DATA RECORDS:
•••

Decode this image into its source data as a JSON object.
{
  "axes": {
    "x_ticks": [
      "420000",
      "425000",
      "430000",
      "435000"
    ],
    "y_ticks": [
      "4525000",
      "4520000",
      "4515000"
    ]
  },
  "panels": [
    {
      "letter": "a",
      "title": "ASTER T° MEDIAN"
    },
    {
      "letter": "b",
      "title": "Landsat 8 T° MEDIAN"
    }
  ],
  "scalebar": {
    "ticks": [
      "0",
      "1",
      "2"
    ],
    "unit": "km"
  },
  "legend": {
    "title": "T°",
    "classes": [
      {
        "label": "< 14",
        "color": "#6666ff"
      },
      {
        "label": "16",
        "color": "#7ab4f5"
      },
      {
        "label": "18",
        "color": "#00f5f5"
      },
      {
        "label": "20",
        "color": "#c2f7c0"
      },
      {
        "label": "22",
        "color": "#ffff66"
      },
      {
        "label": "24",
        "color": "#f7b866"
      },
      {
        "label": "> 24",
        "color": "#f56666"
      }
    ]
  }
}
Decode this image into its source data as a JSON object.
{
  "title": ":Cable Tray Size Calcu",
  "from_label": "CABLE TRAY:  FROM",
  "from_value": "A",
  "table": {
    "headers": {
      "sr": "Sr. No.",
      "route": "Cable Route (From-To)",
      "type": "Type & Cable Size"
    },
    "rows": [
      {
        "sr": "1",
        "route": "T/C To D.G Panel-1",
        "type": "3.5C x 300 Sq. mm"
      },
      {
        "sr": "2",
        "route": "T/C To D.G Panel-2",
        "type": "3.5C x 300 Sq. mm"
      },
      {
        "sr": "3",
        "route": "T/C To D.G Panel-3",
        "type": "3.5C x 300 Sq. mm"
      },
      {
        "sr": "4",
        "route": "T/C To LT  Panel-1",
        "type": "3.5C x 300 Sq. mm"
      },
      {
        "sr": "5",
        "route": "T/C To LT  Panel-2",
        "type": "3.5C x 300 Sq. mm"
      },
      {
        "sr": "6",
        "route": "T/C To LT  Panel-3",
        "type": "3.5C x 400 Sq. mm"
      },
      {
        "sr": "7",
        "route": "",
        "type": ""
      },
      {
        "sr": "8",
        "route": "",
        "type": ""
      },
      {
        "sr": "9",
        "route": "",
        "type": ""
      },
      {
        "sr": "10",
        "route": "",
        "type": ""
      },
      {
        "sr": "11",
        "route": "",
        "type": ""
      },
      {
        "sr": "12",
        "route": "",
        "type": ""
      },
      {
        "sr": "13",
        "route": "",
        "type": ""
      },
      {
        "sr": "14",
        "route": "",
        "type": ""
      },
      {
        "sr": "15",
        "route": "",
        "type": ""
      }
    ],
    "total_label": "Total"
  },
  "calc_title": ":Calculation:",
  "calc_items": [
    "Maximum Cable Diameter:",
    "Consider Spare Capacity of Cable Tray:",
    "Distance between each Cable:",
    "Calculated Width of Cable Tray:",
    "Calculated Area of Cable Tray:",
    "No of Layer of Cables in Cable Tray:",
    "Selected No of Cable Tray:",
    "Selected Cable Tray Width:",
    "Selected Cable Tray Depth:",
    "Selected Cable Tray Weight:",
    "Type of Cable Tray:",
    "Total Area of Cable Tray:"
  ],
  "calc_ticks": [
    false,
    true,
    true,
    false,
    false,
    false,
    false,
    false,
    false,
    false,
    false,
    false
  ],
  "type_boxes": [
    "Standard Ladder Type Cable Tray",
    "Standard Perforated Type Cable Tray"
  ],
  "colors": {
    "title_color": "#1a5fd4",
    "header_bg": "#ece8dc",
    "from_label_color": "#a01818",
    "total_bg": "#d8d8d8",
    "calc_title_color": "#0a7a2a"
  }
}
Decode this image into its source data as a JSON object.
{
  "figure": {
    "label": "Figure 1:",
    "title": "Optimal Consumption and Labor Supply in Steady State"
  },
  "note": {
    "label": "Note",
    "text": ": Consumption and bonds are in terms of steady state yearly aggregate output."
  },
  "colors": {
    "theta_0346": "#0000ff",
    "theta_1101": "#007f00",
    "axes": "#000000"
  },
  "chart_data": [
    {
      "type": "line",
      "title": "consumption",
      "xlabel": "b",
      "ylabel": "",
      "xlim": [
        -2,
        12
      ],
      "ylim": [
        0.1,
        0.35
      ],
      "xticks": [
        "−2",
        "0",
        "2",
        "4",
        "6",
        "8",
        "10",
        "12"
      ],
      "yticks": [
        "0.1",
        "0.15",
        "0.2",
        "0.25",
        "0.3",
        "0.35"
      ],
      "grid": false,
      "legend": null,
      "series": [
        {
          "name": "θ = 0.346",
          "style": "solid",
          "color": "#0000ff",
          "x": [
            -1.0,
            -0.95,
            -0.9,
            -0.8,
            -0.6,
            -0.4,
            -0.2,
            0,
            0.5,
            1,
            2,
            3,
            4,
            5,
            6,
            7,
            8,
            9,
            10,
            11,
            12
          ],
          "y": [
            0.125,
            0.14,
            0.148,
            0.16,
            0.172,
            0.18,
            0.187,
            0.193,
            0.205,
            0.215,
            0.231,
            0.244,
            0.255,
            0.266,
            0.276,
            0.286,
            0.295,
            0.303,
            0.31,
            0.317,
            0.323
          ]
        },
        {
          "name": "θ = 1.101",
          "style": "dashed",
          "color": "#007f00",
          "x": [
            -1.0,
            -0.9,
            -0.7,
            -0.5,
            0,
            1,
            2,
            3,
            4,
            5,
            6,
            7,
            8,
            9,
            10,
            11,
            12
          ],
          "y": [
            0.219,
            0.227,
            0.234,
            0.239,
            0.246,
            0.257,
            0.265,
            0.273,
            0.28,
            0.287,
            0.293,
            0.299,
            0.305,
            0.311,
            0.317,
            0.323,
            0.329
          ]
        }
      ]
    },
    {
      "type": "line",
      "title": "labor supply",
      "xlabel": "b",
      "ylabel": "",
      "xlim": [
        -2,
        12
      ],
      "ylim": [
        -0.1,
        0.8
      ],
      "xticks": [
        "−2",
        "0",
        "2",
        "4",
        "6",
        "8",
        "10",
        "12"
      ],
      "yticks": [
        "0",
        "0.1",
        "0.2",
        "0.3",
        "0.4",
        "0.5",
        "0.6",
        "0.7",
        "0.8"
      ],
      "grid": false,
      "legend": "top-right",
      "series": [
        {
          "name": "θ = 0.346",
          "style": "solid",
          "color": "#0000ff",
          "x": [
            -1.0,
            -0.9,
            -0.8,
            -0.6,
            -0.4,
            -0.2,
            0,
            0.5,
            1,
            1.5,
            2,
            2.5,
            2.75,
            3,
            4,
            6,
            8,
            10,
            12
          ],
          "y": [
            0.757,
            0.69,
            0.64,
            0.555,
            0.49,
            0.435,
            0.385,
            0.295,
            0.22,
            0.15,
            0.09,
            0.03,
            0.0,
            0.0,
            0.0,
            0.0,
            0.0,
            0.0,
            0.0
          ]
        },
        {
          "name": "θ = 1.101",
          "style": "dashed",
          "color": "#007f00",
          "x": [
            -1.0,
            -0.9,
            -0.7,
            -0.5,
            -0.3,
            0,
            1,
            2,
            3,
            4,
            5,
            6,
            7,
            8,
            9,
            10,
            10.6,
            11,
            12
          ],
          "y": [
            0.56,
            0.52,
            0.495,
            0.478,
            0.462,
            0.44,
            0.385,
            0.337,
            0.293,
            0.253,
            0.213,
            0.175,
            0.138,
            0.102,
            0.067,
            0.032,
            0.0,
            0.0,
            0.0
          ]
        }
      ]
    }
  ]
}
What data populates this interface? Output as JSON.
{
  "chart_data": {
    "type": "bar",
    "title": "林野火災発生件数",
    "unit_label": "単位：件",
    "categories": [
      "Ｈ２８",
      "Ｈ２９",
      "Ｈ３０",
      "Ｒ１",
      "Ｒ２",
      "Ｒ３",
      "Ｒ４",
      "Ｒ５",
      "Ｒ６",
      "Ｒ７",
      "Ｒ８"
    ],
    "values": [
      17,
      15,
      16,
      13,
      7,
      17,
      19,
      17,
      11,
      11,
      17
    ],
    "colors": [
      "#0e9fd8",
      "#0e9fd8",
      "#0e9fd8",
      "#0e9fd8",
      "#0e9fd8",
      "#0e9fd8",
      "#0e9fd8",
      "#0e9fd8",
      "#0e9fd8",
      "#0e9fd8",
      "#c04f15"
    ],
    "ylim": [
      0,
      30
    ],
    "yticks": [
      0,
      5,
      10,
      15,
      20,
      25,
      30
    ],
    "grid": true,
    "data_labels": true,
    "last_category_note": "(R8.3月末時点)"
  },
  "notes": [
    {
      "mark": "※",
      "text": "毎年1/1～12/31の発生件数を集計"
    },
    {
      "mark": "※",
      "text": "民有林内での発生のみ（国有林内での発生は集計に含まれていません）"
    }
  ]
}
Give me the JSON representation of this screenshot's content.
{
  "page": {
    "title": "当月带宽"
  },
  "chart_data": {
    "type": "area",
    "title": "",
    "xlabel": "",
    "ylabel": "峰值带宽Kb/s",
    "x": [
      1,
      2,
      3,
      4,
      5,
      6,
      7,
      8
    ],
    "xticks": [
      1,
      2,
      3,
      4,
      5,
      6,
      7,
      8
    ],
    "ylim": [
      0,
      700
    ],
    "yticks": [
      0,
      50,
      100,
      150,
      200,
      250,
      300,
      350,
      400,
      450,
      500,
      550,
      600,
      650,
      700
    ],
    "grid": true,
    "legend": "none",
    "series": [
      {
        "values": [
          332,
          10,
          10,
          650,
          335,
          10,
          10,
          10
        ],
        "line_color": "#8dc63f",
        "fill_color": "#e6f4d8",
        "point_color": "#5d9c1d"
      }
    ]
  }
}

•••

WHAT YOU ARE ASKED TO DO: Starting at the line that contains "Give me the", output each remaining line of the listing, the last line included, exactly as it appears.

FULL RESPONSE:
Give me the JSON representation of this screenshot's content.
{
  "page": {
    "title": "当月带宽"
  },
  "chart_data": {
    "type": "area",
    "title": "",
    "xlabel": "",
    "ylabel": "峰值带宽Kb/s",
    "x": [
      1,
      2,
      3,
      4,
      5,
      6,
      7,
      8
    ],
    "xticks": [
      1,
      2,
      3,
      4,
      5,
      6,
      7,
      8
    ],
    "ylim": [
      0,
      700
    ],
    "yticks": [
      0,
      50,
      100,
      150,
      200,
      250,
      300,
      350,
      400,
      450,
      500,
      550,
      600,
      650,
      700
    ],
    "grid": true,
    "legend": "none",
    "series": [
      {
        "values": [
          332,
          10,
          10,
          650,
          335,
          10,
          10,
          10
        ],
        "line_color": "#8dc63f",
        "fill_color": "#e6f4d8",
        "point_color": "#5d9c1d"
      }
    ]
  }
}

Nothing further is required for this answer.